### DOCUMENT EXTRACT
All files should use Unix line endings (i.e. \n).

Avoid Functionals - Do Not Over-Use the apply() method.

FP advocates like to make objects which take action when applied to another object. Sometimes this is a useful style, but more often when an object is going to take some action, the method should be named using the verb.

The apply() idiom breaks down when there are more than a couple of arguments, as the code gets pretty hard to read.

In addition, the IDE provides much better support for a named method with named arguments.

So, eliminate/avoid uses of class derivations from FunctionN (e.g., Function6, Function5, Function4, which have generic 6, 5, and 4-argument apply function signatures) because they have generic argument names. Instead these classes should either

have their own explicit apply functions which have descriptive argument names. These argument types and names are then visible to the IDE.
have verb-named methods

Careful with the Catches

You should always limit the scope of try/catch blocks to the smallest region of code that needs to be in the scope of the try.

You should always catch the most specific type of throwable thing possible.

It is almost always wrong to catch Exception, RuntimeException, Error and especially wrong to catch Throwable.

We have a specific class UnsuppressableException, which you should never catch. To be sure you are not, you should write:

catch {
   case u : UnsuppressibleException => throw u
   ...
    your other catch cases here
   ...
}

This insures you are not accidentaly suppressing things like Assert.invariantFailed() or Assert.notYetImplemented().

IDE Support and Coding for Debug

Use a coding style supported by the IDE. E.g., notationally, Scala supports both these styles as equivalent:

object method argument // non-punctuated style
object.method(argument) // punctuated style

Without the IDE, one might be indifferent, or in some cases prefer the less-punctuated style. With the Eclipse IDE, the latter style is clearly preferable, as when you type that ".", a menu pops up of available methods and members to choose from. This greatly accelerates ones work, and helps immensely when trying to learn a large code base. As I have been editing and debugging the code, I've found myself rewriting in the punctuated style to gain this advantage.

### DATA SHOWN
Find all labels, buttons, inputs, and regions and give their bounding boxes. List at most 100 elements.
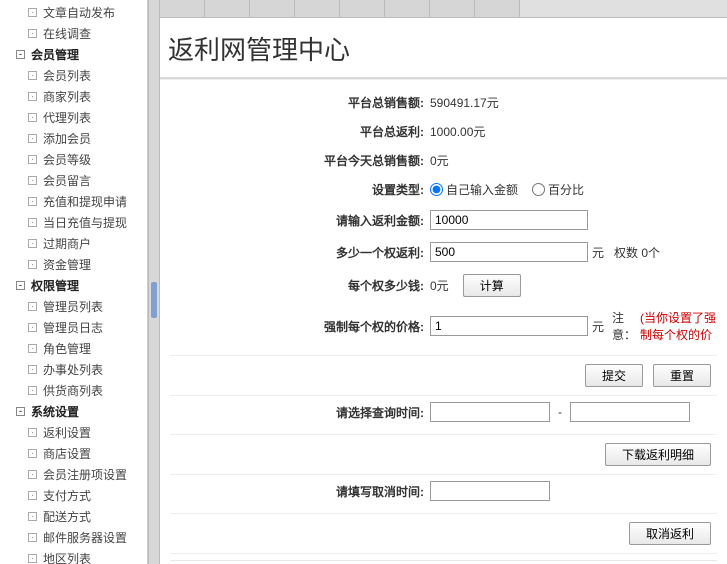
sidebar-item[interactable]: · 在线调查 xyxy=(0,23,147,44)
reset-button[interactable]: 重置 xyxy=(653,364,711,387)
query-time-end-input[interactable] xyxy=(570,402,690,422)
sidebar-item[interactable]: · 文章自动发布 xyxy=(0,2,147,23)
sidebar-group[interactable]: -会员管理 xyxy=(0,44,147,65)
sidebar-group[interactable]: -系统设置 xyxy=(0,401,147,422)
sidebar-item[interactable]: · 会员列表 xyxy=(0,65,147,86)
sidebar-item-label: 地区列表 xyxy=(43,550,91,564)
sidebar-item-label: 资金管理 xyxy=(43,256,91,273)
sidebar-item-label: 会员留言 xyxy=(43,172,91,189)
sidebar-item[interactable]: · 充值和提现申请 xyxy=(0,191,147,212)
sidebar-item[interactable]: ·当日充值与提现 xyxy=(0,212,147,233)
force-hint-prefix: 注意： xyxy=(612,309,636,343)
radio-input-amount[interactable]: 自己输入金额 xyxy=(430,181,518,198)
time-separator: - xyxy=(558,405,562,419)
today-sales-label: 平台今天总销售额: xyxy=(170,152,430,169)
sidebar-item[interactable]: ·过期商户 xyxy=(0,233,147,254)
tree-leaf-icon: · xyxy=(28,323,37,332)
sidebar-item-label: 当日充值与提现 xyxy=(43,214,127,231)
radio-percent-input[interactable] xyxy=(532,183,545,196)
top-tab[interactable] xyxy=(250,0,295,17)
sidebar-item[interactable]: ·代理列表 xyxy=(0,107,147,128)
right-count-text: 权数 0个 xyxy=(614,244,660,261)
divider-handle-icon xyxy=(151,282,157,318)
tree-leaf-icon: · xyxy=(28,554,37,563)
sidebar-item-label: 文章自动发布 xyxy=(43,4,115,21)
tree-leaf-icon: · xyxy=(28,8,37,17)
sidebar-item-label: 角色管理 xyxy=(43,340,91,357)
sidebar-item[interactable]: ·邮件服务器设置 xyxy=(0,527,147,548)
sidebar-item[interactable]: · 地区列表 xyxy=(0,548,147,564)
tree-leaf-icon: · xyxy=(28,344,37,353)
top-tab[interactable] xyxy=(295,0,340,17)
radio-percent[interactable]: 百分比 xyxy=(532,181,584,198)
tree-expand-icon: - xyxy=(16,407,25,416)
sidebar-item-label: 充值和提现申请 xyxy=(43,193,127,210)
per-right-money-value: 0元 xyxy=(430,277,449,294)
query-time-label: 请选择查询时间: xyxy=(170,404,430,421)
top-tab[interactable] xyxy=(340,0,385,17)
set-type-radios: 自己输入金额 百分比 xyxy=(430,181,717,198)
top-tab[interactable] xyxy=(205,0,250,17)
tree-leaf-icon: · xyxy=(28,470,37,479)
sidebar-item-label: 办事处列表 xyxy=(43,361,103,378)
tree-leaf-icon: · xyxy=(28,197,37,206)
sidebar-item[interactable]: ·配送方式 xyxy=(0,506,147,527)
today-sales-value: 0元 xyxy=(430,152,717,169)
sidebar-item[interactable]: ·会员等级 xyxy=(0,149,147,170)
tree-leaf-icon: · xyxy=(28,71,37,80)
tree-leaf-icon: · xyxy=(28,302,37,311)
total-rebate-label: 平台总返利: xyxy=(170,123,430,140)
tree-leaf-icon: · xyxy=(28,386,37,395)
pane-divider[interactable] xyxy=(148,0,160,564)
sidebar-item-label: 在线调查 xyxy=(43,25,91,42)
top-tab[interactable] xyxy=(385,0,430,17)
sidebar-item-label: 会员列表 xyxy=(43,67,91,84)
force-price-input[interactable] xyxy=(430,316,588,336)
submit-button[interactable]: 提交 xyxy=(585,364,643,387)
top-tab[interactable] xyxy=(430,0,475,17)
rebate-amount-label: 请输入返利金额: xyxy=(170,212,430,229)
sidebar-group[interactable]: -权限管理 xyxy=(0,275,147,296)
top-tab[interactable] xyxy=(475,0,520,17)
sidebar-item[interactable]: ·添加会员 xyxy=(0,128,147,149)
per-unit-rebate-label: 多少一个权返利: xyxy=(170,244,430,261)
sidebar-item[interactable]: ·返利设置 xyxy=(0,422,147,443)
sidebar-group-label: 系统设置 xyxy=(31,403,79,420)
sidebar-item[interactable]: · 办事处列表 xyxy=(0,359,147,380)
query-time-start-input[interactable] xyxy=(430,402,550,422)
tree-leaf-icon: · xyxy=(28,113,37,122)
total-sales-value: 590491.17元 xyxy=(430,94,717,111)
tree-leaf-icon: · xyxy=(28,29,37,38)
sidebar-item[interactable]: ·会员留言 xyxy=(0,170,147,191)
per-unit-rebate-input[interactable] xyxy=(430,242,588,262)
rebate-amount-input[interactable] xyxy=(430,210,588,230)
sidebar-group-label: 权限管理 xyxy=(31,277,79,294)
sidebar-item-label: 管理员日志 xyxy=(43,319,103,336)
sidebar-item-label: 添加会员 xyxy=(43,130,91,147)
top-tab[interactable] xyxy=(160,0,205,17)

### TO DO
Write the next part of the Scala coding guidelines, picking up right after their final sentence.

### OUTPUT OF THE EXERCISE
In Scala, the non-punctuated style becomes important if one has constructed a domain-specific language (DSL) and the various program objects are verbs and nouns of that language. But when you are dealing with object and method, the punctuated style is clearer.

(Update: Emacs Ensime mode is a very good Scala IDE, and Ensime is also usable with other text editors. Anyway it does not have this "." notation restriction. It will happily give you suggested completions regardless of your notational preference. However, until this comes to the Scala Eclipse IDE, I still suggest use of "." notation.)

Coding for Debug - Spread Out the Code

Use a coding style motivated by the availability of breakpoint debugging in the IDE. A coding style called "coding for debug" is important here. Breakpoint debuggers are line-oriented, and so it is much easier to navigate code that is spread out so that there is one function/procedure/method call per line. Hence, expressions like:

f(g(a), h(b))

get rewritten as

val x = g(a)
val y = h(b)
val res = f(x, y)
res // good place for a breakpoint

If you really want that code to stay spread out like that, use a comment like the one above about wanting a place for a breakpoint. Otherwise someone might reorganize the code for clarity.

Another example that comes up a lot in Daffodil is

processor(a, b, c, d, e) match {
 case A(x) => f(x)
 case B(y) => g(y)
}

Which gets rewritten as

val p = processor(a, b, c, d, e)
p match {
  case A(x) => {
    val r = f(x)
    r
  }
  case B(y) => {
    val r = g(y)
    r
  }
}

This has many good places to put line-oriented breakpoints where you can observe at a glance what the value of the variables is.

All this reduces code density somewhat, but if the variable names and function names are well chosen this can counter-balance by improving the self-documenting nature of the code thereby reducing the number of lines of comments required to make the code clear. This helps especially when dealing with highly polymorphic code, as in Daffodil.

The discipline this coding style supports is very much Test-Driven Development, that is, writing unit tests, and walking through them when they fail by just using the IDE "Debug As JUnit Test" feature, and watching the variables change, because the variables give observability to what is going on.

Uniform Return Type Principle

Suppose you want to write:

def myFunction(arg : Seq[T]) : Seq[T]

This is some function which takes a sequence, and returns a sequence. Since a sequence is a generic type that is a supertype of lists, nodeSeq, etc. you can pass this many things. What you will get back is of type Seq\[T] to the caller.

So if you pass a Vector\[Node] you get back a Seq\[Node]..... the return type doesn't match the argument type. You can perhaps down-cast it to some concrete type if you want. Turns out a better way to write this is:

def myBetterFunc[S <: Seq[T]](arg : S) : S

That notation {{S <: Seq\[T]}} can be read as S is a subtype of {{Seq\[T]}}

This function signature says myBetterFunction takes an arg of type S, returns that same type S, oh, and S must be a subtype of type {{Seq\[T]}}.

So, when you call myBetterFunc, passing it a Vector\[Node] you will get back a Vector\[Node]. This is a general principle of Scala library design called the "uniform return type principle" that makes libraries easier to use, and avoids many error-prone downcasts.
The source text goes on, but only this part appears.